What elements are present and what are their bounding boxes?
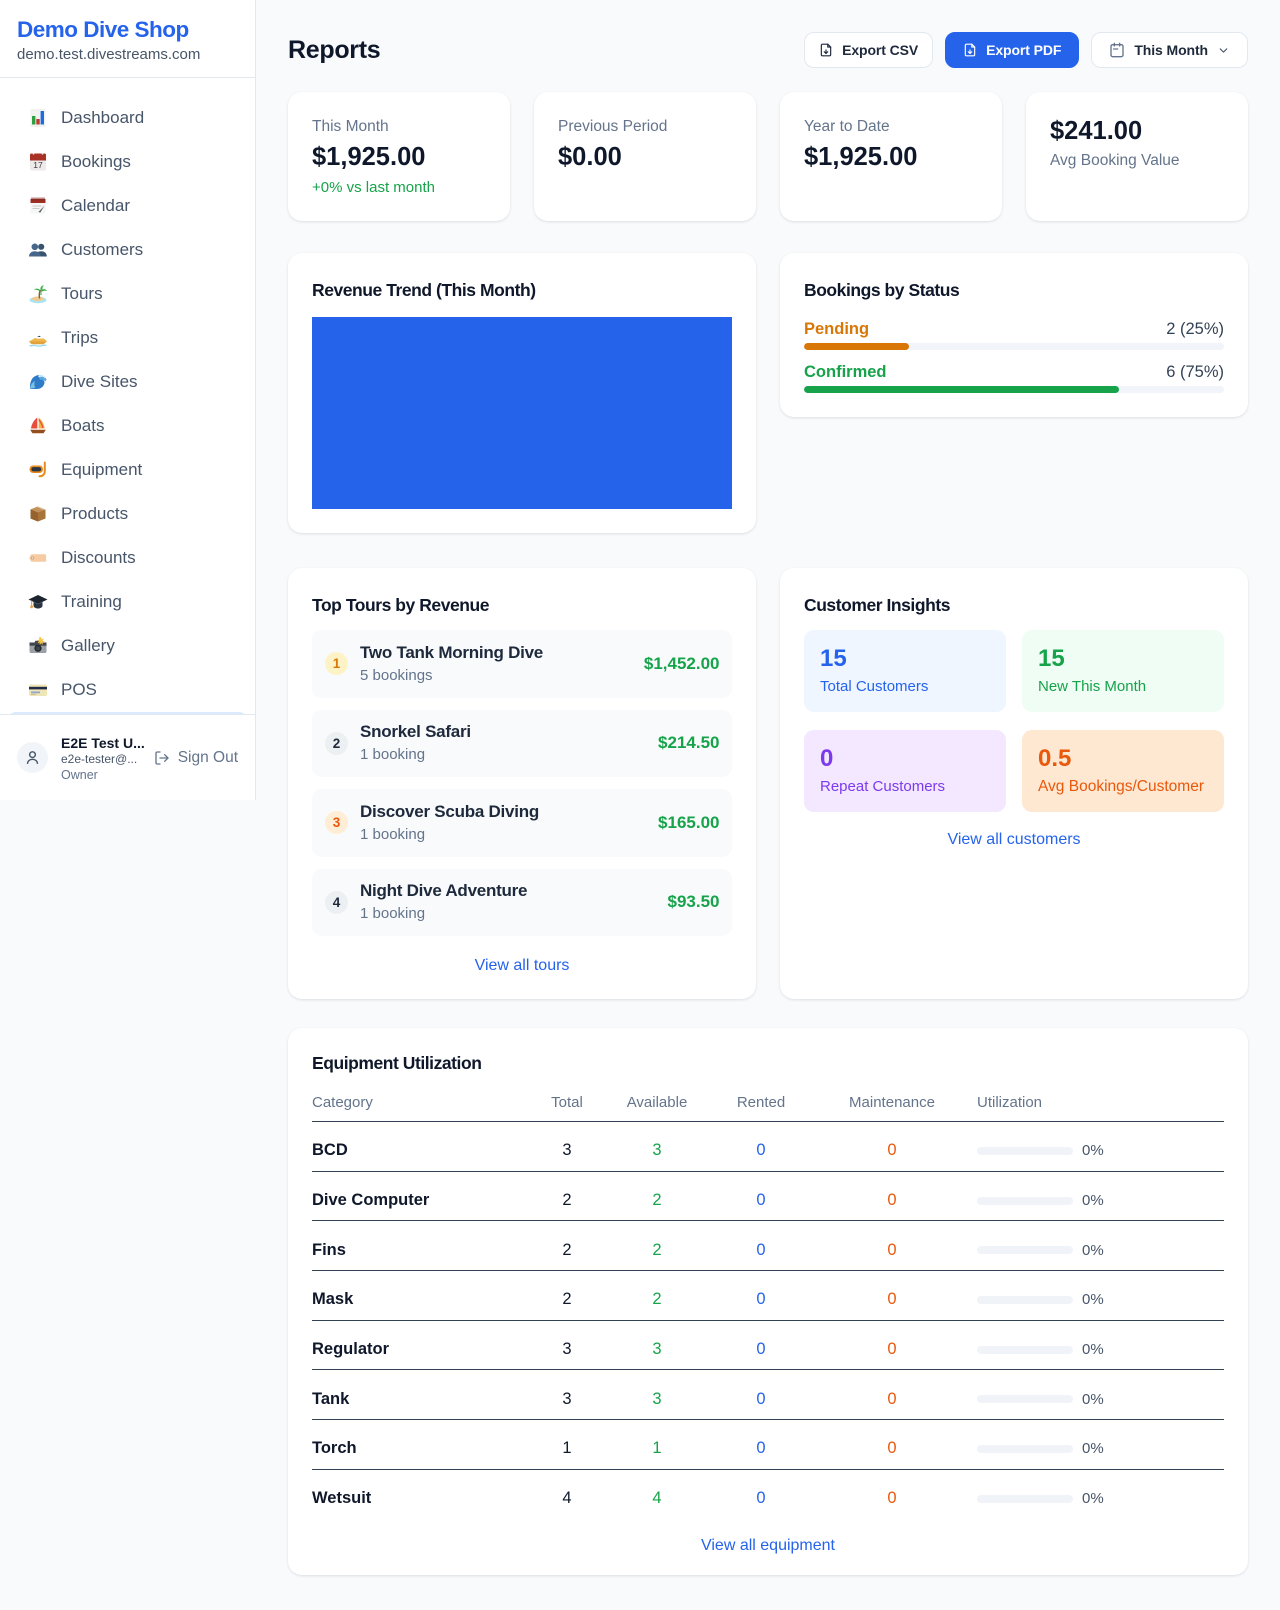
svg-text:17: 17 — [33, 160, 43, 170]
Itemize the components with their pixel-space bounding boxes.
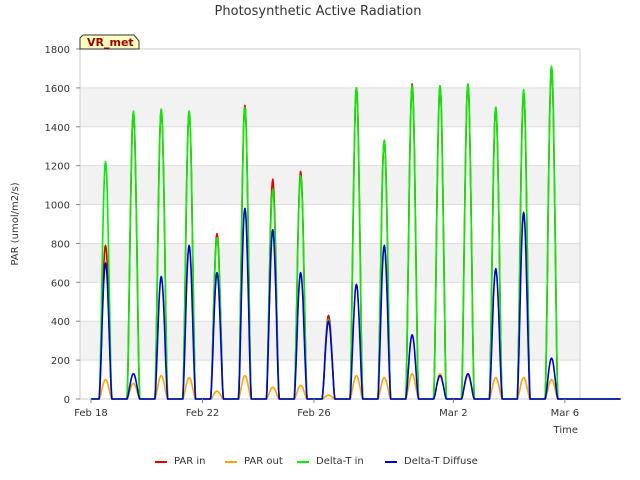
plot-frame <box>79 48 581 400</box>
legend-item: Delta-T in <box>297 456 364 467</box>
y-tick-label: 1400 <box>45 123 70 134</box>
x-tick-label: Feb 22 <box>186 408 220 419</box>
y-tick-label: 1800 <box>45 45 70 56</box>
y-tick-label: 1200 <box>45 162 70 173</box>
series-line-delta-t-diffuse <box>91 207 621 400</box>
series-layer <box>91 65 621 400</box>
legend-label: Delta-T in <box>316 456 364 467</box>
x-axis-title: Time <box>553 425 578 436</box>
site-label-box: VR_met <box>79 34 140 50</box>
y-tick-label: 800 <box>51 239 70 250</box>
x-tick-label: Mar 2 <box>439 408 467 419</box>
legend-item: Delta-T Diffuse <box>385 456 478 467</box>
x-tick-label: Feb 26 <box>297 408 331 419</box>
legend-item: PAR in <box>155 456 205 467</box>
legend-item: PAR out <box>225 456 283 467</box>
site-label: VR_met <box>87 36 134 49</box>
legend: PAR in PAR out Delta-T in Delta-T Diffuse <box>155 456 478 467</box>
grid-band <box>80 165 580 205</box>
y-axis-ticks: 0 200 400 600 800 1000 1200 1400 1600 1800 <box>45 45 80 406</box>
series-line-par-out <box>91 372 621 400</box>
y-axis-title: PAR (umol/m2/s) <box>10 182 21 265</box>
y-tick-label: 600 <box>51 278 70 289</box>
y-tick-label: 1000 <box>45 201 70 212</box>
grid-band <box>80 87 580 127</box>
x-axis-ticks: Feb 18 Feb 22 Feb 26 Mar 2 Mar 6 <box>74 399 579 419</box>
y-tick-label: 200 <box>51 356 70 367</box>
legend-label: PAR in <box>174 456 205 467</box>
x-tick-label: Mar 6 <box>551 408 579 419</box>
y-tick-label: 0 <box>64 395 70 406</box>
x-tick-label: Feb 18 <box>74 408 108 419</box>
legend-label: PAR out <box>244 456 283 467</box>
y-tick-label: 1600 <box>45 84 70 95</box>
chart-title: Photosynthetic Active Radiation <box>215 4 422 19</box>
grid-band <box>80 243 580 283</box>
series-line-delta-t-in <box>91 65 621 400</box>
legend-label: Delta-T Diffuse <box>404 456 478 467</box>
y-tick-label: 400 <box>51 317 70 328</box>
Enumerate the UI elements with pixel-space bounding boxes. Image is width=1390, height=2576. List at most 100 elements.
# # # # # # #
### Written instruction
Quote the records word for word from their first line through the line that contains "Itemize the components", including that line, and leave the pictures out of your answer.

### Worked solution
What elements are present and what are their bounding boxes?
svg-text:17: 17 — [33, 160, 43, 170]
Itemize the components with their pixel-space bounding boxes.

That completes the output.